Set down the material below in full, matching it exactly.

:: INPUT ::

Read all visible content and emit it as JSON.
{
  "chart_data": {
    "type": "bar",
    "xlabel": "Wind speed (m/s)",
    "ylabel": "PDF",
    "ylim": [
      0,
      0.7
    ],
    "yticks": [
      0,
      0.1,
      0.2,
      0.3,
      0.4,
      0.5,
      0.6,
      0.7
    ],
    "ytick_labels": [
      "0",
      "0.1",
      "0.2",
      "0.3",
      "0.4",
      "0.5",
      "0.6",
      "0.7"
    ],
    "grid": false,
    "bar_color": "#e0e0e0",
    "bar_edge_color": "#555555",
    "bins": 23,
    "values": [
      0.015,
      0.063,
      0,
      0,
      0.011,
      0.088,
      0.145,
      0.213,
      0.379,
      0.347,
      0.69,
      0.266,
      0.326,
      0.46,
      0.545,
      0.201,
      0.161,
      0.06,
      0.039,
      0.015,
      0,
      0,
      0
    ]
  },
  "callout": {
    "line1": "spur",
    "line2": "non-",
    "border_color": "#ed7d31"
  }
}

:::

*ANSWER FOR THE TASK*
Read all visible content and emit it as JSON.
{
  "chart_data": {
    "type": "bar",
    "xlabel": "Wind speed (m/s)",
    "ylabel": "PDF",
    "ylim": [
      0,
      0.7
    ],
    "yticks": [
      0,
      0.1,
      0.2,
      0.3,
      0.4,
      0.5,
      0.6,
      0.7
    ],
    "ytick_labels": [
      "0",
      "0.1",
      "0.2",
      "0.3",
      "0.4",
      "0.5",
      "0.6",
      "0.7"
    ],
    "grid": false,
    "bar_color": "#e0e0e0",
    "bar_edge_color": "#555555",
    "bins": 23,
    "values": [
      0.015,
      0.063,
      0,
      0,
      0.011,
      0.088,
      0.145,
      0.213,
      0.379,
      0.347,
      0.69,
      0.266,
      0.326,
      0.46,
      0.545,
      0.201,
      0.161,
      0.06,
      0.039,
      0.015,
      0,
      0,
      0
    ]
  },
  "callout": {
    "line1": "spur",
    "line2": "non-",
    "border_color": "#ed7d31"
  }
}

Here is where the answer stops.